Go through the material below and count the lines with the string "强本节用"; the number is the whole answer.
━━━━━━━━━━━━━━━━━━━━━━━━━━━━━━
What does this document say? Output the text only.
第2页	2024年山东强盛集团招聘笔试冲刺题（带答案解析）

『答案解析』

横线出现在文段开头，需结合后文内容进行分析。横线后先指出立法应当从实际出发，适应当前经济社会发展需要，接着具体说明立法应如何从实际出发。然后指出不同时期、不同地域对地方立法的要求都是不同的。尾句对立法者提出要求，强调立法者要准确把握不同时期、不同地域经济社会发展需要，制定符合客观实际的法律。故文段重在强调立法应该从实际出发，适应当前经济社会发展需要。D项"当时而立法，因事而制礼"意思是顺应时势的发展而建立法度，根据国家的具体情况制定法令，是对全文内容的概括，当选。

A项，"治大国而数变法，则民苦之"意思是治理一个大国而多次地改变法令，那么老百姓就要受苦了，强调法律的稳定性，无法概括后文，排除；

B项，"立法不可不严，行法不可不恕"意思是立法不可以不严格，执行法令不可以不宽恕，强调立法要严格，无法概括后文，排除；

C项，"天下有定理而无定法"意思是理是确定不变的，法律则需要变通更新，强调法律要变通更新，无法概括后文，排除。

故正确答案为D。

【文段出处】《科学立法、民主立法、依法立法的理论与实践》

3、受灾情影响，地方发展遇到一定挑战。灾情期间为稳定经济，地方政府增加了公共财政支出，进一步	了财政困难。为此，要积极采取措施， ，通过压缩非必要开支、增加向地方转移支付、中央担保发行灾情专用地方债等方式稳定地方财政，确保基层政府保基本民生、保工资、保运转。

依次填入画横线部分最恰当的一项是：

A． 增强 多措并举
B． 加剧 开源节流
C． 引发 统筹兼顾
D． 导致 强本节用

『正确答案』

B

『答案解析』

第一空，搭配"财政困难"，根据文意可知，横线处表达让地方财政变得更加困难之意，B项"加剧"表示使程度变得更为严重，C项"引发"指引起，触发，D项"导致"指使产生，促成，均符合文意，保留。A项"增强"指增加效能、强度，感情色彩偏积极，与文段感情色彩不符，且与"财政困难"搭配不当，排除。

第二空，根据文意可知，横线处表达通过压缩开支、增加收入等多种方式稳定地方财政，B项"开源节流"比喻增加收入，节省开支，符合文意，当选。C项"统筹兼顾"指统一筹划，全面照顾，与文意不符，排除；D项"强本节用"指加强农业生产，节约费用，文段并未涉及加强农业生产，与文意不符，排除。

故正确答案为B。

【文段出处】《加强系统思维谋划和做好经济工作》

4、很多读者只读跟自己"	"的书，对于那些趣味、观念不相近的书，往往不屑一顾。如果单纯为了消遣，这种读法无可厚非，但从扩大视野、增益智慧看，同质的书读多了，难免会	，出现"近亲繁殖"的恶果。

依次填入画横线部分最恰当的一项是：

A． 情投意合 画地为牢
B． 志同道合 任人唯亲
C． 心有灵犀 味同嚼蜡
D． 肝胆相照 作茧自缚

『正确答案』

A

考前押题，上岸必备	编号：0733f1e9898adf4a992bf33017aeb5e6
━━━━━━━━━━━━━━━━━━━━━━━━━━━━━━
IN RESPONSE:
2